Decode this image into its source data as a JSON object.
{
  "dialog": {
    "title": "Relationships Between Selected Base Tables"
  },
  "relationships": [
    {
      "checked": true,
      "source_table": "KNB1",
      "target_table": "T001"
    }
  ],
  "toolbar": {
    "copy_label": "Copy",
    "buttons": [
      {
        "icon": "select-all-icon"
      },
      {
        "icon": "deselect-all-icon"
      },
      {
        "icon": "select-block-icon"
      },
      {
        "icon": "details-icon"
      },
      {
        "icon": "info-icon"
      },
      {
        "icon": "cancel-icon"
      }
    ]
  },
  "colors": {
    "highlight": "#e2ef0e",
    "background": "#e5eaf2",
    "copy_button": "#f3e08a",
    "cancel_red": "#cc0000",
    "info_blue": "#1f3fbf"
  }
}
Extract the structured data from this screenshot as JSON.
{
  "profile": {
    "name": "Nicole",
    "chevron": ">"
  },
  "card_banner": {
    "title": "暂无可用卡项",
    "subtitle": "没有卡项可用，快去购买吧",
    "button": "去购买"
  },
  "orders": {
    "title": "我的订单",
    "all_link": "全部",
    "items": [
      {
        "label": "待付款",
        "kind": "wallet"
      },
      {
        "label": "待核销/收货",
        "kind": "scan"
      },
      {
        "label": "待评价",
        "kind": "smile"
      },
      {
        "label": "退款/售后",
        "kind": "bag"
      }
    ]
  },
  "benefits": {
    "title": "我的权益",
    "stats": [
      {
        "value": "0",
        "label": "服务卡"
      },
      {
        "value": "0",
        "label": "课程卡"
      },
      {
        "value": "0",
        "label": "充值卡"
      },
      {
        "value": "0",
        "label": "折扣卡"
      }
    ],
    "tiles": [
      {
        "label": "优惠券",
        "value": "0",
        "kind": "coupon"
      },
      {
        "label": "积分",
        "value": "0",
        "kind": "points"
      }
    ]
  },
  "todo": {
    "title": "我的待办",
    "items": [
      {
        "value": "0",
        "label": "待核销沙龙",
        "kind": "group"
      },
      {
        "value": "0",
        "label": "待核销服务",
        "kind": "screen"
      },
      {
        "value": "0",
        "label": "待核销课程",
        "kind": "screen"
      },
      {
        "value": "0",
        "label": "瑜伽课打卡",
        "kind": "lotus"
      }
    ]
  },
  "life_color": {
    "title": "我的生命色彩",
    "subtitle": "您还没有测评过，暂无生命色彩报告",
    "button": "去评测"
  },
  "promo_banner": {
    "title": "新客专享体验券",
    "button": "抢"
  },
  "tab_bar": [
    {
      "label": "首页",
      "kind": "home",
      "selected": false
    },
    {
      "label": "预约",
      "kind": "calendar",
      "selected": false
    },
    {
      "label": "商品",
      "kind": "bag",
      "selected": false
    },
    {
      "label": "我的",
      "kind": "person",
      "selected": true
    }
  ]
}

## [Your objective]
Report all lines of the data that include the word "icon".

## [Exercise response]
        "icon": "select-all-icon"
        "icon": "deselect-all-icon"
        "icon": "select-block-icon"
        "icon": "details-icon"
        "icon": "info-icon"
        "icon": "cancel-icon"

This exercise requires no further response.